Give every line again exactly as it appears, please, but not the pictures.

Stored records:
** BEGIN **

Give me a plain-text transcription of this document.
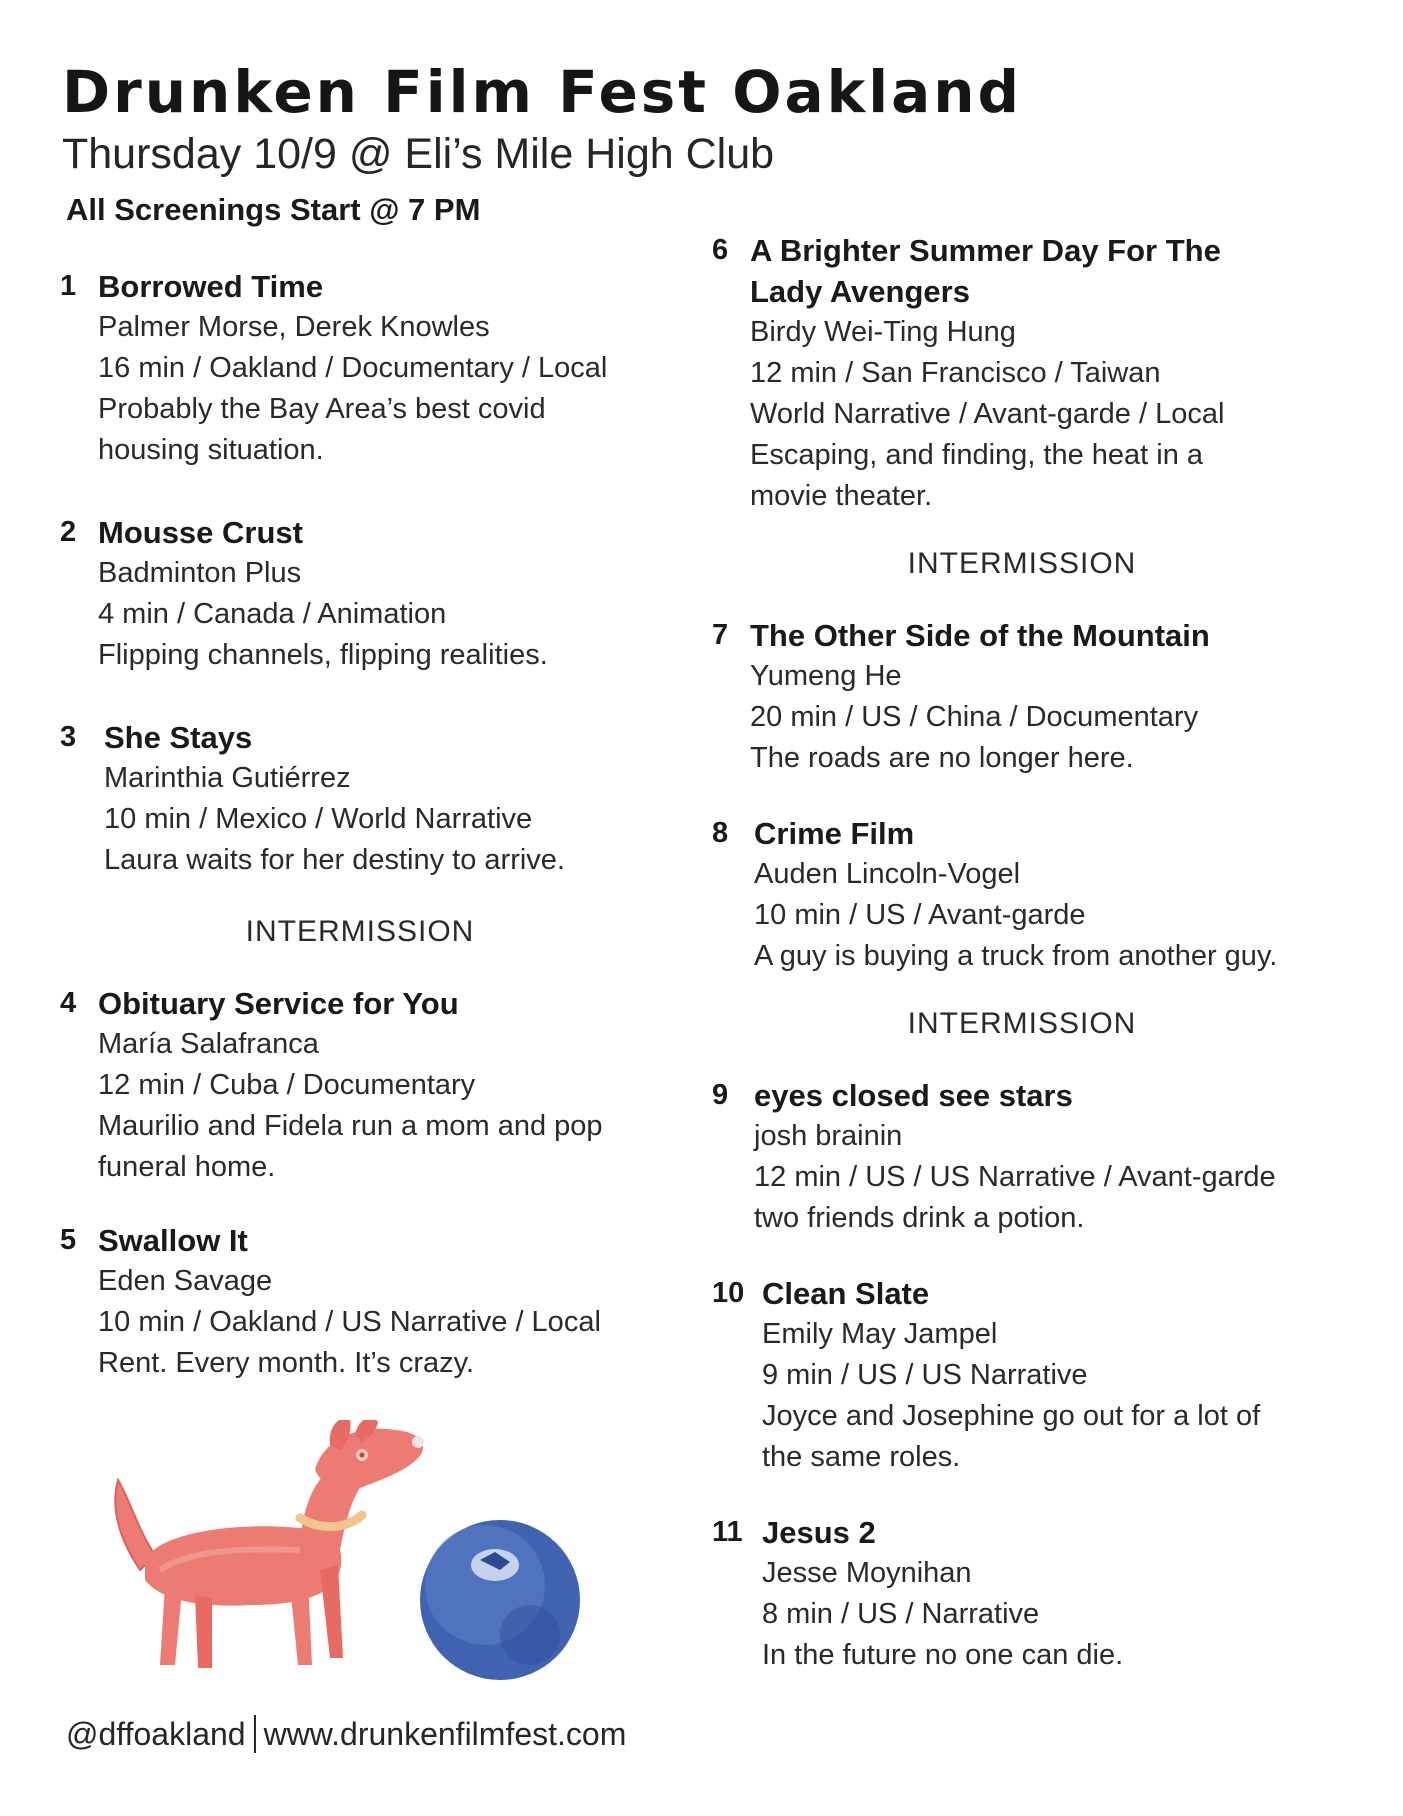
Drunken Film Fest Oakland
Thursday 10/9 @ Eli’s Mile High Club
All Screenings Start @ 7 PM
1 Borrowed Time
Palmer Morse, Derek Knowles
16 min / Oakland / Documentary / Local
Probably the Bay Area’s best covid housing situation.
2 Mousse Crust
Badminton Plus
4 min / Canada / Animation
Flipping channels, flipping realities.
3 She Stays
Marinthia Gutiérrez
10 min / Mexico / World Narrative
Laura waits for her destiny to arrive.
INTERMISSION
4 Obituary Service for You
María Salafranca
12 min / Cuba / Documentary
Maurilio and Fidela run a mom and pop funeral home.
5 Swallow It
Eden Savage
10 min / Oakland / US Narrative / Local
Rent. Every month. It’s crazy.
6 A Brighter Summer Day For The Lady Avengers
Birdy Wei-Ting Hung
12 min / San Francisco / Taiwan
World Narrative / Avant-garde / Local
Escaping, and finding, the heat in a movie theater.
INTERMISSION
7 The Other Side of the Mountain
Yumeng He
20 min / US / China / Documentary
The roads are no longer here.
8 Crime Film
Auden Lincoln-Vogel
10 min / US / Avant-garde
A guy is buying a truck from another guy.
INTERMISSION
9 eyes closed see stars
josh brainin
12 min / US / US Narrative / Avant-garde
two friends drink a potion.
10 Clean Slate
Emily May Jampel
9 min / US / US Narrative
Joyce and Josephine go out for a lot of the same roles.
11 Jesus 2
Jesse Moynihan
8 min / US / Narrative
In the future no one can die.
@dffoakland www.drunkenfilmfest.com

** END **

Task response:
Give me a plain-text transcription of this document.
Drunken Film Fest Oakland
Thursday 10/9 @ Eli’s Mile High Club
All Screenings Start @ 7 PM
1 Borrowed Time
Palmer Morse, Derek Knowles
16 min / Oakland / Documentary / Local
Probably the Bay Area’s best covid housing situation.
2 Mousse Crust
Badminton Plus
4 min / Canada / Animation
Flipping channels, flipping realities.
3 She Stays
Marinthia Gutiérrez
10 min / Mexico / World Narrative
Laura waits for her destiny to arrive.
INTERMISSION
4 Obituary Service for You
María Salafranca
12 min / Cuba / Documentary
Maurilio and Fidela run a mom and pop funeral home.
5 Swallow It
Eden Savage
10 min / Oakland / US Narrative / Local
Rent. Every month. It’s crazy.
6 A Brighter Summer Day For The Lady Avengers
Birdy Wei-Ting Hung
12 min / San Francisco / Taiwan
World Narrative / Avant-garde / Local
Escaping, and finding, the heat in a movie theater.
INTERMISSION
7 The Other Side of the Mountain
Yumeng He
20 min / US / China / Documentary
The roads are no longer here.
8 Crime Film
Auden Lincoln-Vogel
10 min / US / Avant-garde
A guy is buying a truck from another guy.
INTERMISSION
9 eyes closed see stars
josh brainin
12 min / US / US Narrative / Avant-garde
two friends drink a potion.
10 Clean Slate
Emily May Jampel
9 min / US / US Narrative
Joyce and Josephine go out for a lot of the same roles.
11 Jesus 2
Jesse Moynihan
8 min / US / Narrative
In the future no one can die.
@dffoakland www.drunkenfilmfest.com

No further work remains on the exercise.